Texte proposé ->
◇ ◇ ◇ ◇ ◇
Discussion des résultats par les auteurs

Le groupe KMC a des anomalies  neurologiques légèrement moins sévères que le groupe contrôle, mais il est difficile de séparer les effets de la stimulation familiale des effets anatomiques ou fonctionnels de l’intervention KMC sur le cerveau. Le rôle prédictif de la croissance du périmètre crânien mesurée à la fin de la première année qui a bien été décrit par ailleurs, montre dans cette étude aussi une association entre croissance du PC et QI à 20 ans.

Les atteintes sensorielles (visuelles et auditives) et motrices (paralysies cérébrales)  sont comparables entre les 2 groupes, indiquant que le KMC ne protège pas les bébés de celles-ci. On a montré dans la littérature que ces atteintes sont fréquentes chez les bébés de très petits poids de naissance et que l’ictère néonatal sévère, les médicaments ototoxiques, l’hypoxie néonatale et l’environnement sonore des soins intensifs néonatals sont autant de facteurs de risques de pertes sensorielles et auditives pour ces enfants qui ont été hospitalisés dans une unité de soins intensifs d’un pays en voie de développement dans les années 90. Dans les deux groupes, les atteintes oculaires sont principalement la myopie et l’astigmatisme myopique et sont relatives aux rétinopathies du prématuré ayant ou non régressé, et à d’autres facteurs.
◇ ◇ ◇ ◇ ◇
Lignes fournies ->
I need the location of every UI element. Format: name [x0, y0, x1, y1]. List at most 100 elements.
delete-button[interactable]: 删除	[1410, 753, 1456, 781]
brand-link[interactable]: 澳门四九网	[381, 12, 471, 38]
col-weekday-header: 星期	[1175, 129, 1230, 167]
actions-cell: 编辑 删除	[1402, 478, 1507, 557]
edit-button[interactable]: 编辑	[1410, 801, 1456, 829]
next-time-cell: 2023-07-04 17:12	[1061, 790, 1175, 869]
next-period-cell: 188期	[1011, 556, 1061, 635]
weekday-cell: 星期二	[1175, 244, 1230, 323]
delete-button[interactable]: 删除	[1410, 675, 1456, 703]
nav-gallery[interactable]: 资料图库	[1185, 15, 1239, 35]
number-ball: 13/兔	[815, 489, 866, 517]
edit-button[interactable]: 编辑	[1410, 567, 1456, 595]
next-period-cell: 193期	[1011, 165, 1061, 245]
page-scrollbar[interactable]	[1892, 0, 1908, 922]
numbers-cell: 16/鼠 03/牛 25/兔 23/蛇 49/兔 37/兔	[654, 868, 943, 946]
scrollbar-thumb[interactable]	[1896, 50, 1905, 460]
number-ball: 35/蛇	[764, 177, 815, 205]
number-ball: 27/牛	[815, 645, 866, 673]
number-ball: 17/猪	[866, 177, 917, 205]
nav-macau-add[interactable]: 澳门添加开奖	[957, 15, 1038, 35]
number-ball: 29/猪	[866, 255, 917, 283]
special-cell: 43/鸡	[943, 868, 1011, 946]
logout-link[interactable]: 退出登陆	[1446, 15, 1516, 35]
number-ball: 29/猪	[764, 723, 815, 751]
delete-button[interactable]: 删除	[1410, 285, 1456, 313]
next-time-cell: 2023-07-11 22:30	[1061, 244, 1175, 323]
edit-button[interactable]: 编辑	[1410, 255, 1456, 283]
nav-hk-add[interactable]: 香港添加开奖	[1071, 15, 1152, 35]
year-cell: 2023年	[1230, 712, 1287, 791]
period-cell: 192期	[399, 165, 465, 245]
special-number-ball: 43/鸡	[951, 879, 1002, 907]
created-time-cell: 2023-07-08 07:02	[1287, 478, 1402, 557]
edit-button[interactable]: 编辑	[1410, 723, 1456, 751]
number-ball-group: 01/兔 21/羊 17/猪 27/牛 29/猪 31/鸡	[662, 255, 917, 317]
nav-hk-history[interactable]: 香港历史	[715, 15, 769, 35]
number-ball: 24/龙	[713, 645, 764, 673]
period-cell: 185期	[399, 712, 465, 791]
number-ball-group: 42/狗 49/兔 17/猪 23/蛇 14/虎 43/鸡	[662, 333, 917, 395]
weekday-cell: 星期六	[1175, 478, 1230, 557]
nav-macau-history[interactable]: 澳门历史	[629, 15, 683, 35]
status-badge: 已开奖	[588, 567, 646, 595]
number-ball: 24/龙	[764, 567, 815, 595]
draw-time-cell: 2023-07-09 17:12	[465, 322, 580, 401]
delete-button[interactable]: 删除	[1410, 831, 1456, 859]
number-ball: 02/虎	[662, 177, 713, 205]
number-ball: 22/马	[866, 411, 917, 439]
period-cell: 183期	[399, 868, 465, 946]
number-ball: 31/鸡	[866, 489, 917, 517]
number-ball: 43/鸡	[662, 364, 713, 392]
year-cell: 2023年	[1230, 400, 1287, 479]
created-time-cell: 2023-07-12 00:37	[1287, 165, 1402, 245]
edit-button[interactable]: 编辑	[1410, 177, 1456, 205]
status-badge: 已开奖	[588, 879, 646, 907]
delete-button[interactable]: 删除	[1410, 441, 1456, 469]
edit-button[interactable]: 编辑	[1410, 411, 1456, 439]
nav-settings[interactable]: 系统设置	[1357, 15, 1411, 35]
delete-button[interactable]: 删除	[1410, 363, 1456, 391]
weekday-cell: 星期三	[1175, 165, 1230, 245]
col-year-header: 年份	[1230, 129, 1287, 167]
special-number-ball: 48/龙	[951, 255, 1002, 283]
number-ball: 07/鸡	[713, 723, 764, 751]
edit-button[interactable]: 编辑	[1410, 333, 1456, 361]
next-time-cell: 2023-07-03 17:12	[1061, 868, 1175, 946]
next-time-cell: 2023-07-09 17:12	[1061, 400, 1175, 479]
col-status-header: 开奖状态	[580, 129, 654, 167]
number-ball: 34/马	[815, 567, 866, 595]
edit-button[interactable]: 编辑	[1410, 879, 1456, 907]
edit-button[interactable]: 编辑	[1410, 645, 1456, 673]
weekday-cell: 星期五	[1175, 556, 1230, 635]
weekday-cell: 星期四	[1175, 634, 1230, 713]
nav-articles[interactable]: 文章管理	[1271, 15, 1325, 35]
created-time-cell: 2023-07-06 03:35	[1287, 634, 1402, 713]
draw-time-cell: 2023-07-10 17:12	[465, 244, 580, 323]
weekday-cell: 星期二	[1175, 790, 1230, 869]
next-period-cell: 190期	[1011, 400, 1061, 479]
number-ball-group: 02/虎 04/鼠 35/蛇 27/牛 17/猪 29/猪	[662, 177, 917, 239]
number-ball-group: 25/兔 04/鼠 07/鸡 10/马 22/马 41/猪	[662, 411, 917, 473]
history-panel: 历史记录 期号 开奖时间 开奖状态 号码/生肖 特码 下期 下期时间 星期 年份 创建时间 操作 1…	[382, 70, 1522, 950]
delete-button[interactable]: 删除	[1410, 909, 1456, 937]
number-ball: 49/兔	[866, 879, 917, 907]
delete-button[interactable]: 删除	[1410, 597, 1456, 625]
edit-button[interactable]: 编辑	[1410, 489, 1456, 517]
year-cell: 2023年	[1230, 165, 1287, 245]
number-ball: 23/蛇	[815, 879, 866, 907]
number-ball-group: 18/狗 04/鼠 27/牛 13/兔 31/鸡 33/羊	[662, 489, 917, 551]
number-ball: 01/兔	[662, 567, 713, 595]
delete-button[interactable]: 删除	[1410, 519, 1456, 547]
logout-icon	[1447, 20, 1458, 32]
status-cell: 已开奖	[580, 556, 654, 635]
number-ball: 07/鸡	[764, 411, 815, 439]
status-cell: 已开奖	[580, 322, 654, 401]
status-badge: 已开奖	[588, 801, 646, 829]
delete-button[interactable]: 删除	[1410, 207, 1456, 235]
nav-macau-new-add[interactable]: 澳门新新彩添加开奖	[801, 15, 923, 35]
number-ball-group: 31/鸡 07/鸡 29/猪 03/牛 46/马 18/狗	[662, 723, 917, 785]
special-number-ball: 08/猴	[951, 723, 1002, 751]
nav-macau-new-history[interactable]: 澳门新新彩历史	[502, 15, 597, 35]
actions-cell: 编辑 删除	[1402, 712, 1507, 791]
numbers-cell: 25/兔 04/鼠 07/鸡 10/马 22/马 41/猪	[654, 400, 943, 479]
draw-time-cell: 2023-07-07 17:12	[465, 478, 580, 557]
◇ ◇ ◇ ◇ ◇
Consigne ->
Répondez à chacune des questions suivantes en vous appuyant sur le texte proposé.
(a) Avec quelle mesure à 20 ans la croissance du périmètre crânien est-elle associée dans cette étude ?
(b) Dans quelle décennie ces enfants ont-ils été hospitalisés en soins intensifs ?
(c) Quelles sont les principales atteintes oculaires relevées dans les deux groupes ?
Les lignes proviennent d'une autre source que le texte.

Corrigé ->
(a) Le QI.
(b) Les années 90.
(c) La myopie et l'astigmatisme myopique.